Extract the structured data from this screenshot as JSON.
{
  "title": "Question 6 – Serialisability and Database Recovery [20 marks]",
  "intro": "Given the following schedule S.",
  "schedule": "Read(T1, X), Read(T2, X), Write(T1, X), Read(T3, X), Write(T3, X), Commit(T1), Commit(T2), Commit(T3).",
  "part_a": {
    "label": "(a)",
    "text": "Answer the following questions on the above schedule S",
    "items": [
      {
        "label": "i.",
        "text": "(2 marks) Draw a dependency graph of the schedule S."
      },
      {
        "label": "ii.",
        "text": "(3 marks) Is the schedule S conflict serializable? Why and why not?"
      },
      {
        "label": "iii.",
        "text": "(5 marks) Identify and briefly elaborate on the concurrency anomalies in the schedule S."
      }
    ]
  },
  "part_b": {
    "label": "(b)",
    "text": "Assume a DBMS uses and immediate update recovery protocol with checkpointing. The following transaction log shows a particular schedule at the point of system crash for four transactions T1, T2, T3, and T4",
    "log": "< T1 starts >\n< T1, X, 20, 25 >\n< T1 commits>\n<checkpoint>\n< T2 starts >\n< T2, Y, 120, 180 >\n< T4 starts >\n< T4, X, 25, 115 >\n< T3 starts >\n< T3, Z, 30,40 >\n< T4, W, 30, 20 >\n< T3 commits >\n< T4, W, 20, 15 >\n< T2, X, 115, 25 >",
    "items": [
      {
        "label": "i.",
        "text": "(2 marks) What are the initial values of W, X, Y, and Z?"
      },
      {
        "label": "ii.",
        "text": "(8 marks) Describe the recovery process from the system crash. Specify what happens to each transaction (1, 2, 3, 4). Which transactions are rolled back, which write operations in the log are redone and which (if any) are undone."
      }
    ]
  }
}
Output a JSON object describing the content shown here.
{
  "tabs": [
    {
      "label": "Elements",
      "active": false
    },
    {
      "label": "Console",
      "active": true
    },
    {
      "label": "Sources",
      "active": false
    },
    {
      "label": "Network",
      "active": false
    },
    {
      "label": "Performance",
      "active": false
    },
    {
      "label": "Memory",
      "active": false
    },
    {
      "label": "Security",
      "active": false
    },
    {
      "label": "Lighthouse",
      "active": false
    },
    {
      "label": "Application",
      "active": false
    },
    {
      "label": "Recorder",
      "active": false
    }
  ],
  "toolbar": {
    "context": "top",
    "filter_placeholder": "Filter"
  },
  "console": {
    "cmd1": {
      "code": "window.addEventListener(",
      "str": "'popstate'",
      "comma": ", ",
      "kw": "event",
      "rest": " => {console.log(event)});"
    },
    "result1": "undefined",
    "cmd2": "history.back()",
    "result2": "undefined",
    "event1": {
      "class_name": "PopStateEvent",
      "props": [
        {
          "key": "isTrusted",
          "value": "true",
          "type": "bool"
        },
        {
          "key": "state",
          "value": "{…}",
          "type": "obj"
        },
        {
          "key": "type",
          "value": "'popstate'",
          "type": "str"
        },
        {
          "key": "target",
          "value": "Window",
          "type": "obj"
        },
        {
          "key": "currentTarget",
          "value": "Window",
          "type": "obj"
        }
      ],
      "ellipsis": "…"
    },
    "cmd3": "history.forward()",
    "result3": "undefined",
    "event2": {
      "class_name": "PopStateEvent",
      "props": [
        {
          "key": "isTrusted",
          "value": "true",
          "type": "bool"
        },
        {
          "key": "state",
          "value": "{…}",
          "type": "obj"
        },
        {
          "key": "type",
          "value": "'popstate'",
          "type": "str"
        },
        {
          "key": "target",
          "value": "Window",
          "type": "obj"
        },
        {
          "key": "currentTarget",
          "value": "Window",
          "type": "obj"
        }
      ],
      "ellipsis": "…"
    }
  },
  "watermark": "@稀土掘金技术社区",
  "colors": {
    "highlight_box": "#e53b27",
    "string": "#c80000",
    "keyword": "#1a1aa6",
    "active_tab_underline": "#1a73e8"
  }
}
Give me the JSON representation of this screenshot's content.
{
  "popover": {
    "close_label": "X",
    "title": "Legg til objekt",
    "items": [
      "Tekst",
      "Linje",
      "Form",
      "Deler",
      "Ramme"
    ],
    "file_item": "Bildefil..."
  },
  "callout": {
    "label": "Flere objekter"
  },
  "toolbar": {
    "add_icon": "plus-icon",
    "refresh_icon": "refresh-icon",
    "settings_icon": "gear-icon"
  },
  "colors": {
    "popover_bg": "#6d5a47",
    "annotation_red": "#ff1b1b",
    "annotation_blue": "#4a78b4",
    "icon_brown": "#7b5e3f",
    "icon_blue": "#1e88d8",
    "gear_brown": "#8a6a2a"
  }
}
────────────────────────────────────────
## TASK STATEMENT
Reproduce the entire listing word for word.

## COMPLETED TASK
Extract the structured data from this screenshot as JSON.
{
  "title": "Question 6 – Serialisability and Database Recovery [20 marks]",
  "intro": "Given the following schedule S.",
  "schedule": "Read(T1, X), Read(T2, X), Write(T1, X), Read(T3, X), Write(T3, X), Commit(T1), Commit(T2), Commit(T3).",
  "part_a": {
    "label": "(a)",
    "text": "Answer the following questions on the above schedule S",
    "items": [
      {
        "label": "i.",
        "text": "(2 marks) Draw a dependency graph of the schedule S."
      },
      {
        "label": "ii.",
        "text": "(3 marks) Is the schedule S conflict serializable? Why and why not?"
      },
      {
        "label": "iii.",
        "text": "(5 marks) Identify and briefly elaborate on the concurrency anomalies in the schedule S."
      }
    ]
  },
  "part_b": {
    "label": "(b)",
    "text": "Assume a DBMS uses and immediate update recovery protocol with checkpointing. The following transaction log shows a particular schedule at the point of system crash for four transactions T1, T2, T3, and T4",
    "log": "< T1 starts >\n< T1, X, 20, 25 >\n< T1 commits>\n<checkpoint>\n< T2 starts >\n< T2, Y, 120, 180 >\n< T4 starts >\n< T4, X, 25, 115 >\n< T3 starts >\n< T3, Z, 30,40 >\n< T4, W, 30, 20 >\n< T3 commits >\n< T4, W, 20, 15 >\n< T2, X, 115, 25 >",
    "items": [
      {
        "label": "i.",
        "text": "(2 marks) What are the initial values of W, X, Y, and Z?"
      },
      {
        "label": "ii.",
        "text": "(8 marks) Describe the recovery process from the system crash. Specify what happens to each transaction (1, 2, 3, 4). Which transactions are rolled back, which write operations in the log are redone and which (if any) are undone."
      }
    ]
  }
}
Output a JSON object describing the content shown here.
{
  "tabs": [
    {
      "label": "Elements",
      "active": false
    },
    {
      "label": "Console",
      "active": true
    },
    {
      "label": "Sources",
      "active": false
    },
    {
      "label": "Network",
      "active": false
    },
    {
      "label": "Performance",
      "active": false
    },
    {
      "label": "Memory",
      "active": false
    },
    {
      "label": "Security",
      "active": false
    },
    {
      "label": "Lighthouse",
      "active": false
    },
    {
      "label": "Application",
      "active": false
    },
    {
      "label": "Recorder",
      "active": false
    }
  ],
  "toolbar": {
    "context": "top",
    "filter_placeholder": "Filter"
  },
  "console": {
    "cmd1": {
      "code": "window.addEventListener(",
      "str": "'popstate'",
      "comma": ", ",
      "kw": "event",
      "rest": " => {console.log(event)});"
    },
    "result1": "undefined",
    "cmd2": "history.back()",
    "result2": "undefined",
    "event1": {
      "class_name": "PopStateEvent",
      "props": [
        {
          "key": "isTrusted",
          "value": "true",
          "type": "bool"
        },
        {
          "key": "state",
          "value": "{…}",
          "type": "obj"
        },
        {
          "key": "type",
          "value": "'popstate'",
          "type": "str"
        },
        {
          "key": "target",
          "value": "Window",
          "type": "obj"
        },
        {
          "key": "currentTarget",
          "value": "Window",
          "type": "obj"
        }
      ],
      "ellipsis": "…"
    },
    "cmd3": "history.forward()",
    "result3": "undefined",
    "event2": {
      "class_name": "PopStateEvent",
      "props": [
        {
          "key": "isTrusted",
          "value": "true",
          "type": "bool"
        },
        {
          "key": "state",
          "value": "{…}",
          "type": "obj"
        },
        {
          "key": "type",
          "value": "'popstate'",
          "type": "str"
        },
        {
          "key": "target",
          "value": "Window",
          "type": "obj"
        },
        {
          "key": "currentTarget",
          "value": "Window",
          "type": "obj"
        }
      ],
      "ellipsis": "…"
    }
  },
  "watermark": "@稀土掘金技术社区",
  "colors": {
    "highlight_box": "#e53b27",
    "string": "#c80000",
    "keyword": "#1a1aa6",
    "active_tab_underline": "#1a73e8"
  }
}
Give me the JSON representation of this screenshot's content.
{
  "popover": {
    "close_label": "X",
    "title": "Legg til objekt",
    "items": [
      "Tekst",
      "Linje",
      "Form",
      "Deler",
      "Ramme"
    ],
    "file_item": "Bildefil..."
  },
  "callout": {
    "label": "Flere objekter"
  },
  "toolbar": {
    "add_icon": "plus-icon",
    "refresh_icon": "refresh-icon",
    "settings_icon": "gear-icon"
  },
  "colors": {
    "popover_bg": "#6d5a47",
    "annotation_red": "#ff1b1b",
    "annotation_blue": "#4a78b4",
    "icon_brown": "#7b5e3f",
    "icon_blue": "#1e88d8",
    "gear_brown": "#8a6a2a"
  }
}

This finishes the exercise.